> _Problem statement_: List, from the lines below, each one with "French" in it.

Stored data:
- - - - - - -
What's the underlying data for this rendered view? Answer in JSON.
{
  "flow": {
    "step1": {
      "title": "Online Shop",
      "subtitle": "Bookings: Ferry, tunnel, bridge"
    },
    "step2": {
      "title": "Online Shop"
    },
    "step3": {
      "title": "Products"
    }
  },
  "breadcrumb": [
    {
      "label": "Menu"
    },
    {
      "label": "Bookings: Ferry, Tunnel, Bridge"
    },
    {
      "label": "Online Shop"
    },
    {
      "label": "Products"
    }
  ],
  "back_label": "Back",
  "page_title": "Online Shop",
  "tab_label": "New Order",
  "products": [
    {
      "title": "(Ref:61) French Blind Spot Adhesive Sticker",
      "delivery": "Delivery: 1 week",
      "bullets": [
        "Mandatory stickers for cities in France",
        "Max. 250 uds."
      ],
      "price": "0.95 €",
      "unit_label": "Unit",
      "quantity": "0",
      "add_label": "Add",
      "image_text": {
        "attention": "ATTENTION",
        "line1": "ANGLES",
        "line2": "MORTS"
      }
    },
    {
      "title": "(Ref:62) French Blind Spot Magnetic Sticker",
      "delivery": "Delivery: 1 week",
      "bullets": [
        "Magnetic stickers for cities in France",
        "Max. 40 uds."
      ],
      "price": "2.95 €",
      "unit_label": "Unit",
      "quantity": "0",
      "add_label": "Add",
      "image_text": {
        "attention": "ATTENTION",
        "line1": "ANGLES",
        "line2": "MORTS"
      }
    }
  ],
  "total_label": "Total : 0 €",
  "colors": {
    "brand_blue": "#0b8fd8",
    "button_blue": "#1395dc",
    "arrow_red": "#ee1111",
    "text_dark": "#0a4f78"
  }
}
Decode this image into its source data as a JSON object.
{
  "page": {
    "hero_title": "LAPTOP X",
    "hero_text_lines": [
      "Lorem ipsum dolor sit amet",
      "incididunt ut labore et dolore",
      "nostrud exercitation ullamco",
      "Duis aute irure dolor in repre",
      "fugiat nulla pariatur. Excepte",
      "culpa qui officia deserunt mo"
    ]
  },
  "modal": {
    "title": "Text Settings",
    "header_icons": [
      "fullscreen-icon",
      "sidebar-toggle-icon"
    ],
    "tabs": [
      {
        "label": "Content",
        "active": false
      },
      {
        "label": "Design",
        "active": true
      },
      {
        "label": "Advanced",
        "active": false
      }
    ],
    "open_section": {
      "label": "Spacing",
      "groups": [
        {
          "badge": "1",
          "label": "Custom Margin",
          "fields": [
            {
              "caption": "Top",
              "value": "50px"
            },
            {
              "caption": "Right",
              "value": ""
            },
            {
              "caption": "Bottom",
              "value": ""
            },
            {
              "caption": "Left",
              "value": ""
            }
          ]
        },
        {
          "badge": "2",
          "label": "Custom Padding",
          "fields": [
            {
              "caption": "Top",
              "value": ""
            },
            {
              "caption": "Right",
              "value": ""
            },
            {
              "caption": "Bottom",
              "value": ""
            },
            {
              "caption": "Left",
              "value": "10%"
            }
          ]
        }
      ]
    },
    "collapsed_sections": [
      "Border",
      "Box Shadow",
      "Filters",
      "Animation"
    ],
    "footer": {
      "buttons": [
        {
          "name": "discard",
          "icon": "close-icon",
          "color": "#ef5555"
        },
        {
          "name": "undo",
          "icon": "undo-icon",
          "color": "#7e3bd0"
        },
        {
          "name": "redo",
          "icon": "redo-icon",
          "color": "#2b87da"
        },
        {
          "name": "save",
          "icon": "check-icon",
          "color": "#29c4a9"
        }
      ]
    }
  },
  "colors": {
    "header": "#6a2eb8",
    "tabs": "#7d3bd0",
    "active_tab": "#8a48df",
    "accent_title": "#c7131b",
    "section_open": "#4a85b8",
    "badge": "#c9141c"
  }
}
- - - - - - -
> _Written solution_:
      "title": "(Ref:61) French Blind Spot Adhesive Sticker",
      "title": "(Ref:62) French Blind Spot Magnetic Sticker",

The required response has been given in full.